-- Start of Exercise inputs --

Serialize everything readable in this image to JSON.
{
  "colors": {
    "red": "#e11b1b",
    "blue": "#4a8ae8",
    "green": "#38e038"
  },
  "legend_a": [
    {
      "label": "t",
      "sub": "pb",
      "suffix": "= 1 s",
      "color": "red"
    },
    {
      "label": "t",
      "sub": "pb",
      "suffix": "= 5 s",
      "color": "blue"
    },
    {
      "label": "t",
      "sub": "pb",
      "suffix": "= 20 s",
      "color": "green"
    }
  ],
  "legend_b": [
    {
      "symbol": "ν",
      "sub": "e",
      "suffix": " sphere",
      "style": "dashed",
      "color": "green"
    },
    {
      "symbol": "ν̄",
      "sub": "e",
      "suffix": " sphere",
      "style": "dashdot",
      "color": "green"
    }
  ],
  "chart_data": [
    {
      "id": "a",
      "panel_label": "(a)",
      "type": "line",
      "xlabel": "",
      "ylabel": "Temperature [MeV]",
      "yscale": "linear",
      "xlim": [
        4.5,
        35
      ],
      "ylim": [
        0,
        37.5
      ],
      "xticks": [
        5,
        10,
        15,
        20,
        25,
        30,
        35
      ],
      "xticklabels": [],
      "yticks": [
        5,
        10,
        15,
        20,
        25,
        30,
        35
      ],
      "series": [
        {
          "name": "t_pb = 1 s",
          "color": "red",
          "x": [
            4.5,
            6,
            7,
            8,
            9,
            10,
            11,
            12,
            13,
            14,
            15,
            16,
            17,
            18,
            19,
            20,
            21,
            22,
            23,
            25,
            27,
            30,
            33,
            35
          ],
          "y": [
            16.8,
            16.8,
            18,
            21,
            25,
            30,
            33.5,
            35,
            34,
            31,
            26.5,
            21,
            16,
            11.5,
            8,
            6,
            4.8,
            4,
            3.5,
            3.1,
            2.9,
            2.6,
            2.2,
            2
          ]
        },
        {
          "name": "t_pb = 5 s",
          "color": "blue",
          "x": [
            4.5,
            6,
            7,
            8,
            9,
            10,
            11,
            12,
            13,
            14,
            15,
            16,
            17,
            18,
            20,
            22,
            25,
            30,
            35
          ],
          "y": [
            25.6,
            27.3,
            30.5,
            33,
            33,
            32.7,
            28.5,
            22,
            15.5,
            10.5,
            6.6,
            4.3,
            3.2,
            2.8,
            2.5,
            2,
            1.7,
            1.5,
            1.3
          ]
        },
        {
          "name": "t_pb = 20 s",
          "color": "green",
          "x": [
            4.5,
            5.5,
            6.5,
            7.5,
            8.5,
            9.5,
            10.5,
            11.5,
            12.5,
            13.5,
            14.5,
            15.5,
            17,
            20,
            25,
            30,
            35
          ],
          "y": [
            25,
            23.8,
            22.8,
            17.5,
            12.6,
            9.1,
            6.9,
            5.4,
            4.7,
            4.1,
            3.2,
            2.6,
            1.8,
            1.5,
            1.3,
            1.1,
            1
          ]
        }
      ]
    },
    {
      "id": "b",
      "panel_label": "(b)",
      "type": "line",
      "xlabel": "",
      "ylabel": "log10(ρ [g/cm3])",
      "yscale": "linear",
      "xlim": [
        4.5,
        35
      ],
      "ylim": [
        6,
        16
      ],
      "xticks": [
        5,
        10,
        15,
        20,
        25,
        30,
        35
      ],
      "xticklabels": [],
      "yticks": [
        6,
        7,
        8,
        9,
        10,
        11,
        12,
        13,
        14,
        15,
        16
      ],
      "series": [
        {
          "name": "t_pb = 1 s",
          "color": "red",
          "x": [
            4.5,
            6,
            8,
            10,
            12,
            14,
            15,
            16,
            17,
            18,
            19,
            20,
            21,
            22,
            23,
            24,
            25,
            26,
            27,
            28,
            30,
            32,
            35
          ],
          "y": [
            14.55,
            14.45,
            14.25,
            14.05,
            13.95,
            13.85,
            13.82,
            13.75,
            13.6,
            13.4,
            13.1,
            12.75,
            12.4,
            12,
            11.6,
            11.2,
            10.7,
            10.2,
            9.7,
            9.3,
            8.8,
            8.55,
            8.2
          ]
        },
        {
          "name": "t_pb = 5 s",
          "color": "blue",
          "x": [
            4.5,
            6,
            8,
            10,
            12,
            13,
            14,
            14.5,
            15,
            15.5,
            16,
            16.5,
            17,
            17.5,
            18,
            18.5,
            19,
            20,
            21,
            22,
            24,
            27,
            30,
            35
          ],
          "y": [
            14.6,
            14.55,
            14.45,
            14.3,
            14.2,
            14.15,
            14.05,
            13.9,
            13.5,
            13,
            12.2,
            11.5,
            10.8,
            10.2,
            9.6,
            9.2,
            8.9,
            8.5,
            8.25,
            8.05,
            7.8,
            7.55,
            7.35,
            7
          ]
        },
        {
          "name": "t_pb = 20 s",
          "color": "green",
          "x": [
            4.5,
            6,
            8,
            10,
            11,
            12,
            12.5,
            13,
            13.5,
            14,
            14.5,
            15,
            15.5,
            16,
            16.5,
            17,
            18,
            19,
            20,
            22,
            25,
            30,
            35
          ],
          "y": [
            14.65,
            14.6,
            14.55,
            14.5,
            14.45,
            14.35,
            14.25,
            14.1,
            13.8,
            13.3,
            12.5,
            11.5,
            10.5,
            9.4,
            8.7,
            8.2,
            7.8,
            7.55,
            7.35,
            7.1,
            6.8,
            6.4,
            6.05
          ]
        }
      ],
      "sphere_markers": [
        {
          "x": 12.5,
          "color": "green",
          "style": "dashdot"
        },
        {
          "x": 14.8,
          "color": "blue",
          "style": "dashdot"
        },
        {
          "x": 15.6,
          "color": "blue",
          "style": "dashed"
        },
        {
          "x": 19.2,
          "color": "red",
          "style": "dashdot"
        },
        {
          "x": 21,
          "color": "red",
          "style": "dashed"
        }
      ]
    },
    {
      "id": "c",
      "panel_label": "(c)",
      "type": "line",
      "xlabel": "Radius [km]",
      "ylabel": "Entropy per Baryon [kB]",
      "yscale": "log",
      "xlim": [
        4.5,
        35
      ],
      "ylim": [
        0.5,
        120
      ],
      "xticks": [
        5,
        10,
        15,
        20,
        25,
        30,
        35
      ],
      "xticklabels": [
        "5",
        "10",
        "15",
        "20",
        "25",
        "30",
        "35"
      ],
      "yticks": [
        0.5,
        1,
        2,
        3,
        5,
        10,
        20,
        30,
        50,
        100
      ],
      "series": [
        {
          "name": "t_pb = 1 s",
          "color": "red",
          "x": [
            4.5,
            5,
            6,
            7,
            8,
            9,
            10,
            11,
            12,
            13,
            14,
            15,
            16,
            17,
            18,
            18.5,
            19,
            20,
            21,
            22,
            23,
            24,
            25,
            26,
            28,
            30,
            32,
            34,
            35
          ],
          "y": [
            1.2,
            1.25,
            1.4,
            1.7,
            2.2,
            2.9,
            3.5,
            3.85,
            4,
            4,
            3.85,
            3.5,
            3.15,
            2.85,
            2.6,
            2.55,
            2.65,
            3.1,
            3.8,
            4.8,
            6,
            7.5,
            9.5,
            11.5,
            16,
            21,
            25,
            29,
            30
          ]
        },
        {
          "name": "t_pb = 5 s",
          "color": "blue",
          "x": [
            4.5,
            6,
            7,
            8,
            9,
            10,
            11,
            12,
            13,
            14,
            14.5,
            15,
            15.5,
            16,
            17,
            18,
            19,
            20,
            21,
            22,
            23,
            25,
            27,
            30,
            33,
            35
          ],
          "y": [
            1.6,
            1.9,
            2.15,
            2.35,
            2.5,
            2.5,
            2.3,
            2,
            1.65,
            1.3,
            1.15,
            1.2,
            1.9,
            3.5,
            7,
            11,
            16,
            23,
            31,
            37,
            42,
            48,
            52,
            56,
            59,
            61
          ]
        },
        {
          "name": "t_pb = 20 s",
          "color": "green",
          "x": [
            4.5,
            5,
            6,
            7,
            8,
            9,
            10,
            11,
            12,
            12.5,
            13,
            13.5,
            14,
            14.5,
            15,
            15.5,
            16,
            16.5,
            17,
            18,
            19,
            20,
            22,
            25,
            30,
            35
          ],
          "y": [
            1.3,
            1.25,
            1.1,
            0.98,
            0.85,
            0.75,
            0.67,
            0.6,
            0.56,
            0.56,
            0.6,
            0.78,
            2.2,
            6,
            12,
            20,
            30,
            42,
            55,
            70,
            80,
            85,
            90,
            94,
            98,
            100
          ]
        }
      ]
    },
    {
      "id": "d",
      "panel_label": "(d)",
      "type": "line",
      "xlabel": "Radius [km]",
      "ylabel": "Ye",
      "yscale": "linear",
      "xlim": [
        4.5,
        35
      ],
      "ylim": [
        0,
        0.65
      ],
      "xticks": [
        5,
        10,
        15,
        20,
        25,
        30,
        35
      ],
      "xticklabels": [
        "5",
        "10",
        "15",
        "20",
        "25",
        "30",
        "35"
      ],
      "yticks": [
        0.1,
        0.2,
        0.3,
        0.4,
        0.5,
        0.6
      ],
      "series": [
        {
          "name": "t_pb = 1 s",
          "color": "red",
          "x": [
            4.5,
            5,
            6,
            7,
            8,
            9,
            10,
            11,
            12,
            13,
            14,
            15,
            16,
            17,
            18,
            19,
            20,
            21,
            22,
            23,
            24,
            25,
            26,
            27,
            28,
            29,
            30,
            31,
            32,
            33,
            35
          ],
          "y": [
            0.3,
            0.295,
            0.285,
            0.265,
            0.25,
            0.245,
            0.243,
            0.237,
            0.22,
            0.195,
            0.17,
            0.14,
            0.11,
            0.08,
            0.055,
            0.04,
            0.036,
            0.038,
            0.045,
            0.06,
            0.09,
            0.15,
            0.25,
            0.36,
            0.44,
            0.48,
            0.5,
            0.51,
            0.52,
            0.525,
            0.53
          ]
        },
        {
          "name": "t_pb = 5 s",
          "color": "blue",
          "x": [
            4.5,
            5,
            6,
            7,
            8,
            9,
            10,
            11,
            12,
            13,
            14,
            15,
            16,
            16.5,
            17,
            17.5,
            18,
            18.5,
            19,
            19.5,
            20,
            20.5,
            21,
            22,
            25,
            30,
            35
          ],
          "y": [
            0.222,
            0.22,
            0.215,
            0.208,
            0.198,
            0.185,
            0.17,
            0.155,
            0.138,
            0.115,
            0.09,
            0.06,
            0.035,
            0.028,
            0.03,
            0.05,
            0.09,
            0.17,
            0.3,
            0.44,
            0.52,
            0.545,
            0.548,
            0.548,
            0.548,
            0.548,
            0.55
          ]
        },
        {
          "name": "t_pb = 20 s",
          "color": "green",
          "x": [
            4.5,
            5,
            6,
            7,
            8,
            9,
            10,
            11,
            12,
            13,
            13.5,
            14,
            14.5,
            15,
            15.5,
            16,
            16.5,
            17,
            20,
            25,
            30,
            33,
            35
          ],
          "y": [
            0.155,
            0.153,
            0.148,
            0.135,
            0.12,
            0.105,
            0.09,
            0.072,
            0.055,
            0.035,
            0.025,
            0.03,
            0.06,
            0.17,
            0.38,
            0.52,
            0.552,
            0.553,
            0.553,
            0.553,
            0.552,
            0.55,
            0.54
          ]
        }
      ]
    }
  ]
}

-- End of Exercise inputs --

• [Request]:
Count how many lines include the string "suffix". Nothing but the number is needed.

• [Exercise solution]:
5